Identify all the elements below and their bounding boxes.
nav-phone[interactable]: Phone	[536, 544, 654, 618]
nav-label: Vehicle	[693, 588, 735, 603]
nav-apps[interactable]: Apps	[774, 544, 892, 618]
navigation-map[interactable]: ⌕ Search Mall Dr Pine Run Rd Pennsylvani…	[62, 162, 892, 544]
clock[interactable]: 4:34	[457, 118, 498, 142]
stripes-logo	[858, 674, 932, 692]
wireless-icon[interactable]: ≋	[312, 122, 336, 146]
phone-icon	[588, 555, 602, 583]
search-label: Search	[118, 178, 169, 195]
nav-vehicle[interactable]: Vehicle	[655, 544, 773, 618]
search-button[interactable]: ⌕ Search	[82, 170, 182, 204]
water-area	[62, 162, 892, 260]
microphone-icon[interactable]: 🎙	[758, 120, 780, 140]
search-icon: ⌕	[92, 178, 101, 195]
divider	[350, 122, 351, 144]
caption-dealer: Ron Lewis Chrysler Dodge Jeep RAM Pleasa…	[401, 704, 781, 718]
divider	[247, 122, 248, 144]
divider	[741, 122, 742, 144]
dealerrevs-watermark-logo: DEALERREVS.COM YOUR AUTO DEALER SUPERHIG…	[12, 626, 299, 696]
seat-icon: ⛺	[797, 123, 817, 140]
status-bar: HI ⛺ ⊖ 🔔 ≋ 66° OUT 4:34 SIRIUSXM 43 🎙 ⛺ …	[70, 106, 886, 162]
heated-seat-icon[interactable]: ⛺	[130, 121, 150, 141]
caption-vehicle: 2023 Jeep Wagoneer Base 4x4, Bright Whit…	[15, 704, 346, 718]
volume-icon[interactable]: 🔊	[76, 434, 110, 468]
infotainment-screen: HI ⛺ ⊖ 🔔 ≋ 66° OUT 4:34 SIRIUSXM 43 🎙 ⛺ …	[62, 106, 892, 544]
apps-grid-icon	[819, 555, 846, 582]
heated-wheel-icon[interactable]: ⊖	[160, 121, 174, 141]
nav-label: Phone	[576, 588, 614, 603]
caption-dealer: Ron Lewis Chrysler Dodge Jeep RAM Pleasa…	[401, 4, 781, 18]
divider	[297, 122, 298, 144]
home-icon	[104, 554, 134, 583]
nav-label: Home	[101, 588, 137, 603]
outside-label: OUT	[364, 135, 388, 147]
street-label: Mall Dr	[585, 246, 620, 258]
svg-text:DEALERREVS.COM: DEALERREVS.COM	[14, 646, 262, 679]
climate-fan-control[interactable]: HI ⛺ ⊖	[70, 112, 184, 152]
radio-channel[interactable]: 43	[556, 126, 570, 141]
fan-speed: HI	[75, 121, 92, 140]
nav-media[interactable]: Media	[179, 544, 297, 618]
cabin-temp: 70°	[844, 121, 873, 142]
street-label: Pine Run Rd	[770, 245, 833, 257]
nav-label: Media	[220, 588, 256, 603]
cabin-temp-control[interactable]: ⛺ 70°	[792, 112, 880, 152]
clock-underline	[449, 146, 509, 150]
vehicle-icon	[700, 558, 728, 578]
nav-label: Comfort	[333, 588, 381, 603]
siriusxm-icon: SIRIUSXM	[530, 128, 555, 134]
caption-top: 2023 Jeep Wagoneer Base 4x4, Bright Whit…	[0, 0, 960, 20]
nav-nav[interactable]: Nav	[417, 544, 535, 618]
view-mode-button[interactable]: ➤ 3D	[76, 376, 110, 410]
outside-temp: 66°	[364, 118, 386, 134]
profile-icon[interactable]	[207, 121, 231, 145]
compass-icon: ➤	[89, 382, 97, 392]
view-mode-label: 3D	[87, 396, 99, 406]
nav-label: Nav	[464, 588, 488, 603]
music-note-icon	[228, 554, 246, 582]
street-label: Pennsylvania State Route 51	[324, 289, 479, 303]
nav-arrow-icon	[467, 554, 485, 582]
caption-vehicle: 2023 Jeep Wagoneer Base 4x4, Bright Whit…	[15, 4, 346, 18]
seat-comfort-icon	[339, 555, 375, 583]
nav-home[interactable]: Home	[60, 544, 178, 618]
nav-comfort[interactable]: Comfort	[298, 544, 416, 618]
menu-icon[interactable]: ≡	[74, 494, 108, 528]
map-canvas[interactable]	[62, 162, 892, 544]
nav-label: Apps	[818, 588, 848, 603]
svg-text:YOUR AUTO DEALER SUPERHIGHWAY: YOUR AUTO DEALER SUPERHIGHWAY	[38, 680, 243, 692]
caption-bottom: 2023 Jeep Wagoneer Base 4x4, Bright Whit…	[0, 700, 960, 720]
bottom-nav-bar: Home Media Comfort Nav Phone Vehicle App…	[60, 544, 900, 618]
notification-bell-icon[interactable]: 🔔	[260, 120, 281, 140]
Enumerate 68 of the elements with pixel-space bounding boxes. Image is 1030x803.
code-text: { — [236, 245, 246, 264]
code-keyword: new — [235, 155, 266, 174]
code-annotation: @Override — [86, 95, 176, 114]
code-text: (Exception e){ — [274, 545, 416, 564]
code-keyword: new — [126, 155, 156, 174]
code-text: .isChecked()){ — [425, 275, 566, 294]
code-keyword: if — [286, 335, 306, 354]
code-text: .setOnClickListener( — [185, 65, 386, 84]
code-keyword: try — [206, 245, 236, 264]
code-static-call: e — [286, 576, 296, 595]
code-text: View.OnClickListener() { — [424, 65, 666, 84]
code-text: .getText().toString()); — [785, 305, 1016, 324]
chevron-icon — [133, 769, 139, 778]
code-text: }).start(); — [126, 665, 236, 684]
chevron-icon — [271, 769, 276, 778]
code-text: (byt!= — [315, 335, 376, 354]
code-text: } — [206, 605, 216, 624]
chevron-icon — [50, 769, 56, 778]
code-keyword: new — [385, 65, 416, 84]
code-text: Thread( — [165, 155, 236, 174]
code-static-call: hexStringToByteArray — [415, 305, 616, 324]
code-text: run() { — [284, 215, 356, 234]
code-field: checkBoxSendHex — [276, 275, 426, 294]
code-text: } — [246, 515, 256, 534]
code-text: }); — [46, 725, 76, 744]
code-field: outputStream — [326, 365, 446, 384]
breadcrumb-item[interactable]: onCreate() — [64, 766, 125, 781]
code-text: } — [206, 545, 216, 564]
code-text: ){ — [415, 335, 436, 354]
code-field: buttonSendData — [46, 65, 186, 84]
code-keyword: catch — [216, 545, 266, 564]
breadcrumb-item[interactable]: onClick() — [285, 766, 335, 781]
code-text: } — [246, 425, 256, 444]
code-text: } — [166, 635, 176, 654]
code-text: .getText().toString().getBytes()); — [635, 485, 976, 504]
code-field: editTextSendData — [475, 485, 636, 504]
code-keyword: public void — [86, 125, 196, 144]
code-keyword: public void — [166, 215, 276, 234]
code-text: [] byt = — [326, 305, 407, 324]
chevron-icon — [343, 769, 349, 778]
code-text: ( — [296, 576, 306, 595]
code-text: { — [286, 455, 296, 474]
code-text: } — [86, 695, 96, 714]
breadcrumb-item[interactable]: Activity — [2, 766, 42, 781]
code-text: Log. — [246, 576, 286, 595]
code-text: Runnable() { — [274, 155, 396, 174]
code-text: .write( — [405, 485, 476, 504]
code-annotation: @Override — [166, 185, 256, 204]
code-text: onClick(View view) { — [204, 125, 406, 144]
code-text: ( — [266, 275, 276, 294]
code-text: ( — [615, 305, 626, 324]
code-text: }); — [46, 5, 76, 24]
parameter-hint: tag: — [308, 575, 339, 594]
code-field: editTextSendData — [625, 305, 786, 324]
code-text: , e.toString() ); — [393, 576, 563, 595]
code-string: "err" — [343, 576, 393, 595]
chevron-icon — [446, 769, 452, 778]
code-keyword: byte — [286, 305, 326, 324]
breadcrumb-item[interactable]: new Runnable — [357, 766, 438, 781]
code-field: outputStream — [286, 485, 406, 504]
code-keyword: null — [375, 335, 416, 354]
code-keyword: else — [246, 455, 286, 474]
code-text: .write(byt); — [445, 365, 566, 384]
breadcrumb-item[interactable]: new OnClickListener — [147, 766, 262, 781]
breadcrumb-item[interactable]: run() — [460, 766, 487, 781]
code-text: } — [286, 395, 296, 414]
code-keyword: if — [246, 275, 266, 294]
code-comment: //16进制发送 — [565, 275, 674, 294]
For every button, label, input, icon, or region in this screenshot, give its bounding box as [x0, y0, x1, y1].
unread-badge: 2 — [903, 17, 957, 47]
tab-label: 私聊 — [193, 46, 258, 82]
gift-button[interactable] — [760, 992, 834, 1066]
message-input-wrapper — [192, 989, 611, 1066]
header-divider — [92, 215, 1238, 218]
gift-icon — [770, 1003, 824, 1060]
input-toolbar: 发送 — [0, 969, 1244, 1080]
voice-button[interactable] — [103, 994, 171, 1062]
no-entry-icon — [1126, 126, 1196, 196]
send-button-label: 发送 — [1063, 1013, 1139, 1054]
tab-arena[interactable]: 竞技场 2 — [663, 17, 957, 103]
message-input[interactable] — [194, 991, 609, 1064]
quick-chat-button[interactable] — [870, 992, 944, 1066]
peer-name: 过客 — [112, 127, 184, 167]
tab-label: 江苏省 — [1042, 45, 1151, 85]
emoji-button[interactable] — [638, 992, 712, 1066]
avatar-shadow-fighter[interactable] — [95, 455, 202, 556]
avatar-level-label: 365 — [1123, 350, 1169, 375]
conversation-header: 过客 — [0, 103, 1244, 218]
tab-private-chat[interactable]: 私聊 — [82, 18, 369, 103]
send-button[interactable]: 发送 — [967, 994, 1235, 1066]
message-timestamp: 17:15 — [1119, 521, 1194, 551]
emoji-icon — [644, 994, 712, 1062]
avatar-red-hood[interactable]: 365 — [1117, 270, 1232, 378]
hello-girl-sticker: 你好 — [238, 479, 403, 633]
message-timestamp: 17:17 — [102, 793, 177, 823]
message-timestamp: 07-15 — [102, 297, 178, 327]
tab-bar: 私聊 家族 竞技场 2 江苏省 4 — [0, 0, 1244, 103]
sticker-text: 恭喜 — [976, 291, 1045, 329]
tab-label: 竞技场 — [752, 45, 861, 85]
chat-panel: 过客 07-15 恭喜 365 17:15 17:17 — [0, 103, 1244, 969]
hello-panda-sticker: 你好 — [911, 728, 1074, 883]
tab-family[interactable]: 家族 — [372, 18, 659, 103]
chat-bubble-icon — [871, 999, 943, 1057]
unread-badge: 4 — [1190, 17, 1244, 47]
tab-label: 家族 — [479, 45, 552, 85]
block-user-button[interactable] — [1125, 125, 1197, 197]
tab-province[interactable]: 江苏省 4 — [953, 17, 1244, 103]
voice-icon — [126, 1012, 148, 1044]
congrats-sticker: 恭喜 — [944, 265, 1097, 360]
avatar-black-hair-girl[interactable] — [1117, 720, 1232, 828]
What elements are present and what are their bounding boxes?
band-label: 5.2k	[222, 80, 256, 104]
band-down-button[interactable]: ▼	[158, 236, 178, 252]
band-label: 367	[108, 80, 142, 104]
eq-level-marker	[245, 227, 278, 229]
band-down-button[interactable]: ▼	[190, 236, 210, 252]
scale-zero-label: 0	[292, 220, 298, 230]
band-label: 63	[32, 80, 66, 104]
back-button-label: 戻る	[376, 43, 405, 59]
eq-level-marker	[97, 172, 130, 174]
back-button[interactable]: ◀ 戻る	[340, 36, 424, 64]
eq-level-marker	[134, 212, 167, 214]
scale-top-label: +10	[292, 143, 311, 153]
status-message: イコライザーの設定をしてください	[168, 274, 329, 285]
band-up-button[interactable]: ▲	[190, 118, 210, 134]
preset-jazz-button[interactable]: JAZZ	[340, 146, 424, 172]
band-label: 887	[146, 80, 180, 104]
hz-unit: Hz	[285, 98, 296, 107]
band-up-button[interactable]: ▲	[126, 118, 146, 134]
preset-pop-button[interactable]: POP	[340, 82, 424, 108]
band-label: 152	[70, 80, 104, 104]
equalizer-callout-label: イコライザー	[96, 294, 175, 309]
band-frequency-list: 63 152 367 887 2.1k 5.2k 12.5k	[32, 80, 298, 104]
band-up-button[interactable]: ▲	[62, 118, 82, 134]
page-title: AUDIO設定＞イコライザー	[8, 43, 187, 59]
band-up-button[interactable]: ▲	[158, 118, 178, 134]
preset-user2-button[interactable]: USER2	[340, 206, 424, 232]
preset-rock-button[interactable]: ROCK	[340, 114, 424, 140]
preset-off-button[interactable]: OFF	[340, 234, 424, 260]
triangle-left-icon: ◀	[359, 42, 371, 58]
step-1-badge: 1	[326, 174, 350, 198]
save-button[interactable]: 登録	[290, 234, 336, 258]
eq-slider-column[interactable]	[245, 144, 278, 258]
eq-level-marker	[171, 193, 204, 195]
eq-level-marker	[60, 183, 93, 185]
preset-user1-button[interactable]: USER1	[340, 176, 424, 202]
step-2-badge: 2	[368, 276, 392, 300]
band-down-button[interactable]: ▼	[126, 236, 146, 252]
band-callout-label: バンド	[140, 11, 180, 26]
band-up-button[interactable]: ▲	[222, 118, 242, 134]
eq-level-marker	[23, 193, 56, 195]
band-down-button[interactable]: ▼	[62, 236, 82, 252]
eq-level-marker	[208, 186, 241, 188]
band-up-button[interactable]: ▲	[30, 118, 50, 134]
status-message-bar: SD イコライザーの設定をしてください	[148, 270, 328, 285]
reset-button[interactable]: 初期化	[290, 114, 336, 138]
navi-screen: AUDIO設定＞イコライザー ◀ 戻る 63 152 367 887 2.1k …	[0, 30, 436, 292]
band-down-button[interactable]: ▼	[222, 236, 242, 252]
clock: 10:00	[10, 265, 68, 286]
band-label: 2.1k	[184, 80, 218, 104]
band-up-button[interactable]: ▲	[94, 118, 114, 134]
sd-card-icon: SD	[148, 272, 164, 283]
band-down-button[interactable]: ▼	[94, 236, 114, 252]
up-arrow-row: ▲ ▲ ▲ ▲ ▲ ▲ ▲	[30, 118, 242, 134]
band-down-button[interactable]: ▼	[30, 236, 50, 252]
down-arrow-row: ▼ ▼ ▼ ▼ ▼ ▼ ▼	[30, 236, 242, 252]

▸ **Alıştırma yönergesi**: Satırların başından "544, 892, 618]" içeren satıra kadar olan kısmı, iki uç da dahil olmak üzere, boş satırları atlayarak numaralı bir liste hâlinde yeniden yazın.

▸ **Görev çıktısı**:
1. Identify all the elements below and their bounding boxes.
2. nav-phone[interactable]: Phone	[536, 544, 654, 618]
3. nav-label: Vehicle	[693, 588, 735, 603]
4. nav-apps[interactable]: Apps	[774, 544, 892, 618]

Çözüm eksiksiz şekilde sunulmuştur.